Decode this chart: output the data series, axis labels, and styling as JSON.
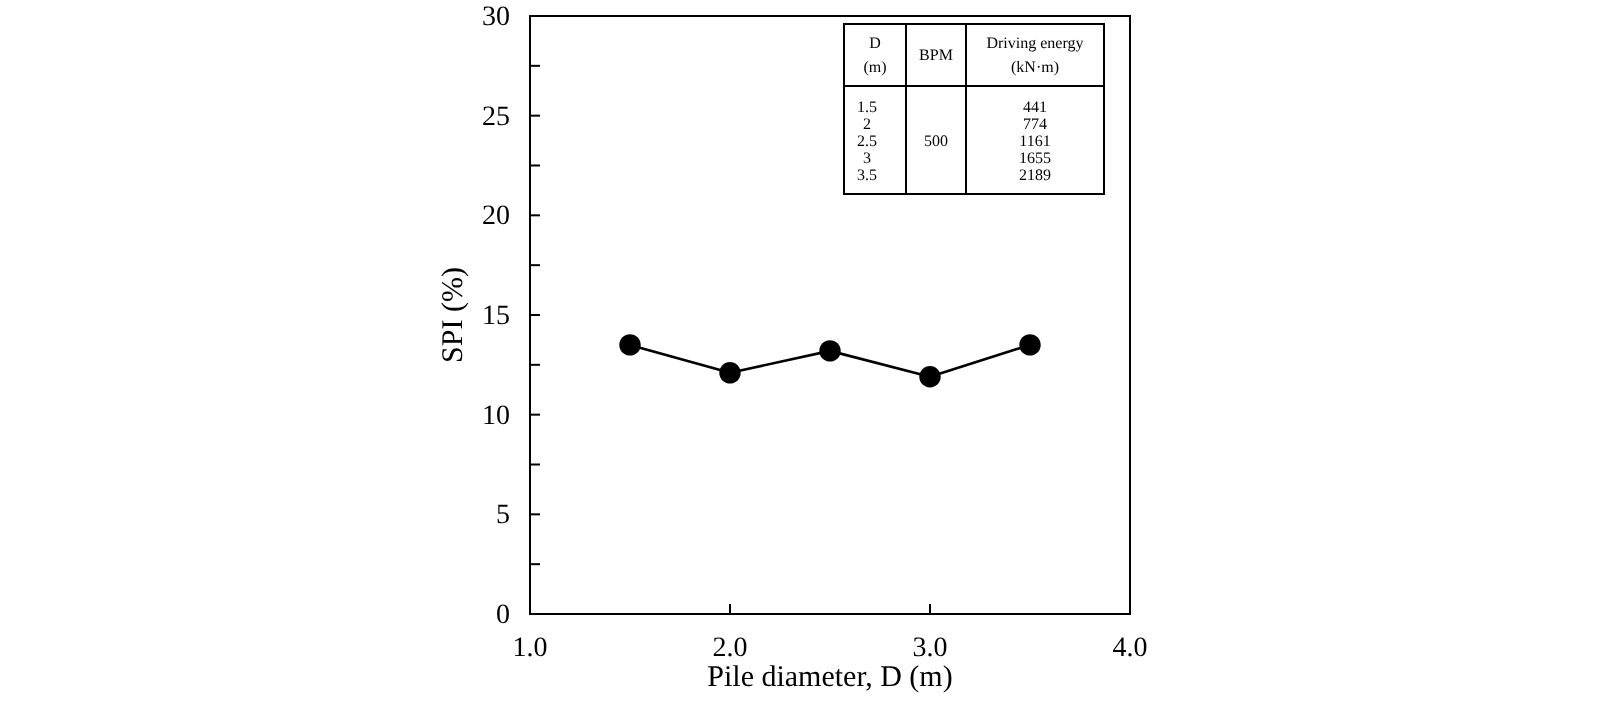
{
  "chart_data": {
    "type": "line",
    "xlabel": "Pile diameter, D (m)",
    "ylabel": "SPI (%)",
    "x": [
      1.5,
      2,
      2.5,
      3,
      3.5
    ],
    "series": [
      {
        "color": "#000000",
        "values": [
          13.5,
          12.1,
          13.2,
          11.9,
          13.5
        ]
      }
    ],
    "marker": "circle",
    "line_style": "solid",
    "grid": false,
    "xlim": [
      1,
      4
    ],
    "xticks": [
      {
        "value": 1,
        "label": "1.0"
      },
      {
        "value": 2,
        "label": "2.0"
      },
      {
        "value": 3,
        "label": "3.0"
      },
      {
        "value": 4,
        "label": "4.0"
      }
    ],
    "ylim": [
      0,
      30
    ],
    "yticks": [
      0,
      {
        "value": 2.5,
        "label": null
      },
      5,
      {
        "value": 7.5,
        "label": null
      },
      10,
      {
        "value": 12.5,
        "label": null
      },
      15,
      {
        "value": 17.5,
        "label": null
      },
      20,
      {
        "value": 22.5,
        "label": null
      },
      25,
      {
        "value": 27.5,
        "label": null
      },
      30
    ],
    "annotations": [
      "D",
      "(m)",
      "BPM",
      "Driving energy",
      "(kN·m)",
      "1.5",
      "2",
      "2.5",
      "3",
      "3.5",
      "500",
      "441",
      "774",
      "1161",
      "1655",
      "2189"
    ]
  }
}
::::
From the listing, copy every line where the string "series" appears.

Decode this chart: output the data series, axis labels, and styling as JSON.
    "series": [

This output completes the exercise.